TEXT PROVIDED:
_ _ _ _ _

# How windy is too windy?



## CaptainRob (Mar 11, 2007)

Old saying is "you go when you can", but I usually cap my fly fishing to somewhere between 15-20 mph wind speeds. Anything over that to me seems really tough. Usually even then I am hitting holes or working edges vs. sight fishing. 

However, the area that you fish in high winds can make a huge difference. Protected bays and backcountry can make fly fishing in higher winds much more doable.


----------



## FlatsBoss (Aug 17, 2015)

I fished from the surf in those conditions... All that I kept saying to myself was, "boy it would suck to be in a boat, right now".


----------



## NoeSmyrnaBch (Aug 19, 2013)

Was out in NSB this past sunday in 20mph winds. open areas are certainly no fun in that. You might be OK if you can find some islands/mangroves to hide in, but if you're thinking mosquito lagoon...25+ is too much if you ask me.
Hate this time of year for the wind, but hopefully it will cool down and we can get some of the water to clear up. Was hoping to get out this coming weekend, but looks like a good weekend for some boat upkeep instead....sucks


----------



## CurtisWright (May 9, 2012)

At 15kts it goes from fun to work for me.


----------



## ifsteve (Jul 1, 2010)

As already stated it is so dependent on the area you are fishing that a generic answer is pretty tough. But in general if its over 15 I cringe and if its over 20 I tend to stay home. BUT and this is a big BUT. Being retired and I can be pickier. One irrefutable fact: You will never catch a fish from the living room couch. This past winter a buddy and I went even though the wind was predicted to be 20-25 all day. There was going to be lots of sun and we just figured to give it a shot. Well the wind ended up being a solid 30. But we had sun and by picking the shorelines we targeted we each landed a decent slot red on our fly rods. So we felt like we had a great day in that we landed fish on fly in very tough conditions. So my advice is as long as its safe to be on the water then give it s shot.


----------



## Backwater (Dec 14, 2014)

You know you're getting into fun when you can hold your fly rod tip straight up and allow the wind to feed the line and fly straight out! 

How about when your casting with your right hand and the wind is whipping across your left shoulder and your cast and fly line out to your right side looks like a windshield wiper with no loops. 

I like it cause everyone else is off the water! 

Hey, break out the spinning rod! 

Rough ride? I needed to take a shower anyways! 

Where's my 13wt? 

Oh well, guess we're hitting the creeks today! 

Is there any good football on today?


----------



## sjrobin (Jul 13, 2015)

MariettaMike said:


> New Smyrna Beach weather forecast for this Saturday calls for AM showers followed by NE winds at 25-35 mph..
> 
> Anybody else like fly fishing in _windy_ conditions? If no, what's your limit?...and what qualifies as a "Captain's Day"?


If I can get to where I want to search safely, have good visibility, and the sun is shining 25 to 30 mph max. But you better be ok pushing and casting into the wind. In my experience you can usually get much closer to the fish and no need for delicate presentations.


----------



## lemaymiami (Feb 9, 2007)

_ _ _ _ _

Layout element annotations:

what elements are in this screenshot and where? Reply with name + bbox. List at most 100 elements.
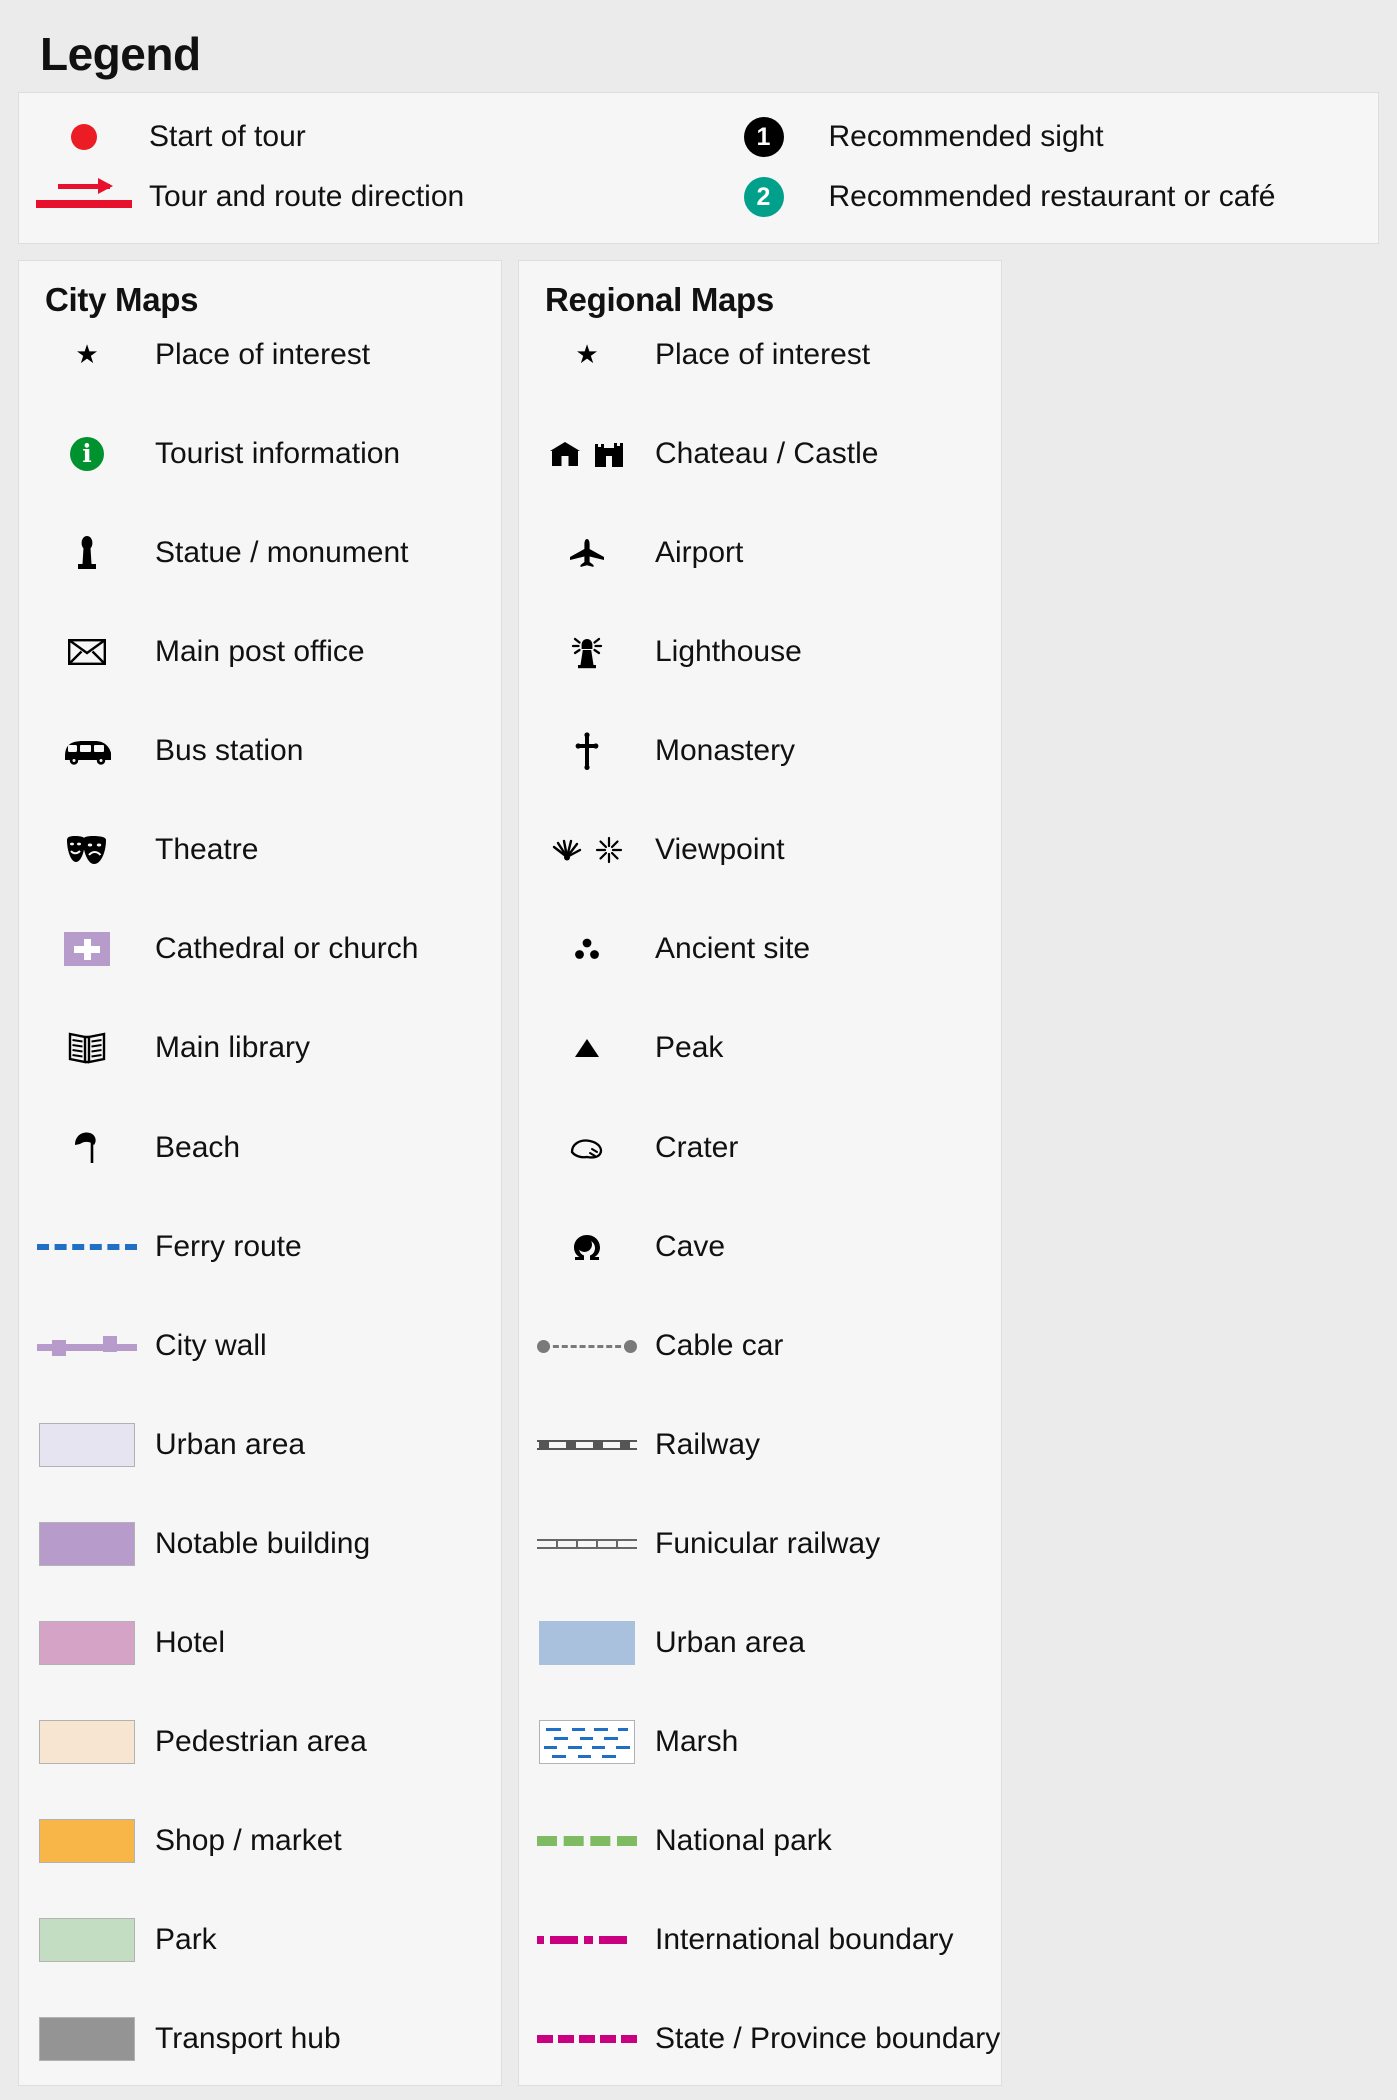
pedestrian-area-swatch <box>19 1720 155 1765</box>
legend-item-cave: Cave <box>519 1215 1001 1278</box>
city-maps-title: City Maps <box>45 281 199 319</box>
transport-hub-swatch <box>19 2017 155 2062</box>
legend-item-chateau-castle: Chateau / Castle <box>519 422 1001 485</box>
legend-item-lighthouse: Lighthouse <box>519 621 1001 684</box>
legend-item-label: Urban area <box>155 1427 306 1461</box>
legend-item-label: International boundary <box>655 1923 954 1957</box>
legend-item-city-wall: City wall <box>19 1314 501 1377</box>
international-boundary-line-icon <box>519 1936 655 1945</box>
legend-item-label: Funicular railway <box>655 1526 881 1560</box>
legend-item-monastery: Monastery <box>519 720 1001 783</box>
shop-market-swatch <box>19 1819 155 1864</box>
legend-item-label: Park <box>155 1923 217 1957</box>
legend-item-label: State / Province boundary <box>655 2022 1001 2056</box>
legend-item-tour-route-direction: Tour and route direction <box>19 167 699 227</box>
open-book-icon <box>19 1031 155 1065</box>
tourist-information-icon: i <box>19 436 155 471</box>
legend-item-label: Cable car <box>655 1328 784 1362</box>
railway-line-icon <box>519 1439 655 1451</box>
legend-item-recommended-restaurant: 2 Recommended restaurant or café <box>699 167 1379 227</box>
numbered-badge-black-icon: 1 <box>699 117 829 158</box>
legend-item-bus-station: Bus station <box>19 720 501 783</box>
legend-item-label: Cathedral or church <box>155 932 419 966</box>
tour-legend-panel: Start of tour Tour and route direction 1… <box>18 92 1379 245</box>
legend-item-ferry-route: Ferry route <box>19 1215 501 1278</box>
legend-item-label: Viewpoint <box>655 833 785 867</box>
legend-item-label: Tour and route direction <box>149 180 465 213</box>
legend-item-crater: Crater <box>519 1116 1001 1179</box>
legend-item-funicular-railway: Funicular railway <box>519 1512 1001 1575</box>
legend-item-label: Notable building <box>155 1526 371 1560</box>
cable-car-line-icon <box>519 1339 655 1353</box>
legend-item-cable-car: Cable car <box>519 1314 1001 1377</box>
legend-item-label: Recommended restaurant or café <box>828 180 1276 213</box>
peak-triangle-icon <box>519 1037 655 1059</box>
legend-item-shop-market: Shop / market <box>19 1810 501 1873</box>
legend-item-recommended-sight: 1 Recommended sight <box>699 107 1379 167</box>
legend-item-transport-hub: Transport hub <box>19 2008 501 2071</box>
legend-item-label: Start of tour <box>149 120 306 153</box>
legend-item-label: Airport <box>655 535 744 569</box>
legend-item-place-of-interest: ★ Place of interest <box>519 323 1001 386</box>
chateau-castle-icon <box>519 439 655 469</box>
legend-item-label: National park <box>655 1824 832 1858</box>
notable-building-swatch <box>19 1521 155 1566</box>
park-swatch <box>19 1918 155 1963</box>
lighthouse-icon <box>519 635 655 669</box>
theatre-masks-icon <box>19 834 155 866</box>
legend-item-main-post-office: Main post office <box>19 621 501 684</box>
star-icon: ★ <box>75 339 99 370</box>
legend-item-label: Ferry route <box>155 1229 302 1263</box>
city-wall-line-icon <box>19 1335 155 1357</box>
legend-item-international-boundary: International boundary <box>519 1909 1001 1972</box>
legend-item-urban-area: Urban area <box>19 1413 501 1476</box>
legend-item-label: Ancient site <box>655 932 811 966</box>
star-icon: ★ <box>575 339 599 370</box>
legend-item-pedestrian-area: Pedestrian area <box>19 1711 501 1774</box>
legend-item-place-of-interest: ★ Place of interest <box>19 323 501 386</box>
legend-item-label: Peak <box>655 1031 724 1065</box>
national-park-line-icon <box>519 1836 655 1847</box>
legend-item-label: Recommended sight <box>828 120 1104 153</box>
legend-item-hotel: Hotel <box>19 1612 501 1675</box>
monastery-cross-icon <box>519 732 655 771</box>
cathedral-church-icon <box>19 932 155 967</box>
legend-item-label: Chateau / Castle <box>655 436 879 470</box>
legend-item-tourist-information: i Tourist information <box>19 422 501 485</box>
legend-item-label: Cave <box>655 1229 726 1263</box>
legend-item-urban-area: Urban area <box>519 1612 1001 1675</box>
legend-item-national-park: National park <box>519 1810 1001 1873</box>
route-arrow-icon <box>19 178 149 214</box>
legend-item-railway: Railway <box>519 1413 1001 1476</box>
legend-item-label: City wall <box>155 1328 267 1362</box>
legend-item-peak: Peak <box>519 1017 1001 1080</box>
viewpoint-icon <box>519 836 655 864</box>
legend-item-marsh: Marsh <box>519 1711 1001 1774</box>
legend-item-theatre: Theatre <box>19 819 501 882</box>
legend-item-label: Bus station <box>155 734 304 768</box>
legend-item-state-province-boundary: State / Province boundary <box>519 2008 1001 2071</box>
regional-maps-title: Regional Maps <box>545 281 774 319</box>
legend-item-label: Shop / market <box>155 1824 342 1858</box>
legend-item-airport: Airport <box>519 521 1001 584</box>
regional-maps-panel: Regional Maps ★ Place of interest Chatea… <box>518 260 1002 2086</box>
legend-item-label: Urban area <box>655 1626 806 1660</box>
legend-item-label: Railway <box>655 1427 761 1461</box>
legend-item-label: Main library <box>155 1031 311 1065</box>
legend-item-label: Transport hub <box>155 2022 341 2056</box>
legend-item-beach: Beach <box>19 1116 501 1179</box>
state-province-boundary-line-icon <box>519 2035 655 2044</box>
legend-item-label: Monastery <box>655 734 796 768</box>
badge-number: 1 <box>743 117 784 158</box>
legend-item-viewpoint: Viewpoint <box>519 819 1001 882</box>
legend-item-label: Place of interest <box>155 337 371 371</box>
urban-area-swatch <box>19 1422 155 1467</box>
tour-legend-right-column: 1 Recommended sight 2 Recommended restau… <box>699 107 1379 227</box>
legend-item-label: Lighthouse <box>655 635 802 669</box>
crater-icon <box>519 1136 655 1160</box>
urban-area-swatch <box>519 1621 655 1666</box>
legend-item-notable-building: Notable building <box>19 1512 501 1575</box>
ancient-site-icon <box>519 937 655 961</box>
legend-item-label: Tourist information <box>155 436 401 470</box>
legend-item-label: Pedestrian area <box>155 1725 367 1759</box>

_ _ _ _ _

TASK 1: Reproduce the records verbatim from the line with "pedestrian-area-swatch <box>19 1720" to the line with "international-boundary-line-icon <box>519 1936", including both of those lines.
TASK 2: Proceed with the forum thread on how much wind is too much for fly fishing, picking up from its final line.

EXERCISE RESULT 1:
pedestrian-area-swatch <box>19 1720 155 1765</box>
legend-item-cave: Cave <box>519 1215 1001 1278</box>
city-maps-title: City Maps <box>45 281 199 319</box>
transport-hub-swatch <box>19 2017 155 2062</box>
legend-item-chateau-castle: Chateau / Castle <box>519 422 1001 485</box>
legend-item-lighthouse: Lighthouse <box>519 621 1001 684</box>
legend-item-label: Urban area <box>155 1427 306 1461</box>
legend-item-label: International boundary <box>655 1923 954 1957</box>
legend-item-city-wall: City wall <box>19 1314 501 1377</box>
international-boundary-line-icon <box>519 1936 655 1945</box>

EXERCISE RESULT 2:
Yesterday I ran 72 miles 'round trip out of Flamingo -exploring in beautiful conditions solo - but most days you're going to have less than ideal conditions so here's how I figure it....

First, and I'm not kidding... safety. Yes, there are some days when you just shouldn't be on the water. As I'm getting older (I'm a few years into that dreaded "senior citizen" category -but still poling my skiff each day I'm on the water....) I look back on more than a few days on the water when I should have stayed home - but I was younger then (my only excuse). So the basics come into play -can I get from the ramp to where I'm going and back safely in the skiff I'm in? I've been out working on charter boats in conditions so bad that we sheared off an outrigger (on a fifty foot boat) after we went over on our side so hard that the 'rigger was underwater... Yes, we caught fish that day -but we were cutting it pretty fine... The smaller your skiff the less bad weather/water conditions it will handle, period so that movie line "a man's got to know his limitations" comes into play. Each of us has to make that decision about that sort of stuff and learn the hard way... Anyone not afraid of heavy static condtions and lots of lightning.... should be afraid, period...

Now for the fishing end of things. Will the weather allow you to fish with some confidence? Will you have places to fish that are out of the wind? Those kind of questions have led me to fish on many days when others stayed home (but also cancelled trips when I knew we were going to be wasting our time. Here's two examples. At certain times during tarpon season in the 'Glades (which is usually before they show up down in the Keys...) the big fish load up into small rivers where you can fish all day in 30 mile an hour wind -and be completely sheltered.... No it's not much fun getting there but still very do-able... If it weren't for the tarpon, though, we'd probably be looking for a better day when the wind is blowing and Flamingo is turning into a chocolate milkshake and pretty much shutting down every opportunity...

At night I fish Biscayne bay during shrimp season and it can be outstanding -even in high winds -provided you have the right wind direction (out of the east you're actually sheltered right next to Miami Beach). But you'd not like it very much on the Miami side of the bay in those conditions - in fact it can get downright dangerous....). In that location the one wind I won't fish is if it's blowing north to south.... In those conditions a 20 mile an hour wind can just end our ability to work in close to bridge pilings for those tarpon that we normally sightfish at night...


----------



## Backwater (Dec 14, 2014)

Hey, I don't know how to cast when it's windy!  

Don't get me started on rough weather fly fishing sea stories either!


----------



## crboggs (Mar 30, 2015)

For me, if its blowing 15-20 its time to hide in the mangroves and catch snook on gurglers.


----------



## ifsteve (Jul 1, 2010)

Backwater said:


> Hey, I don't know how to cast when it's windy!
> 
> Don't get me started on rough weather fly fishing sea stories either!


Well I don't know how to cast period, can't pole worth crap (thank the Lord for trolling motors), and I am just marginal at running a boat. But somehow I manage to have fun now and then....


----------



## el9surf (Dec 23, 2008)

CurtisWright said:


> At 15kts it goes from fun to work for me.


X2 completely agree.


----------



## Whiskey Angler (Mar 20, 2015)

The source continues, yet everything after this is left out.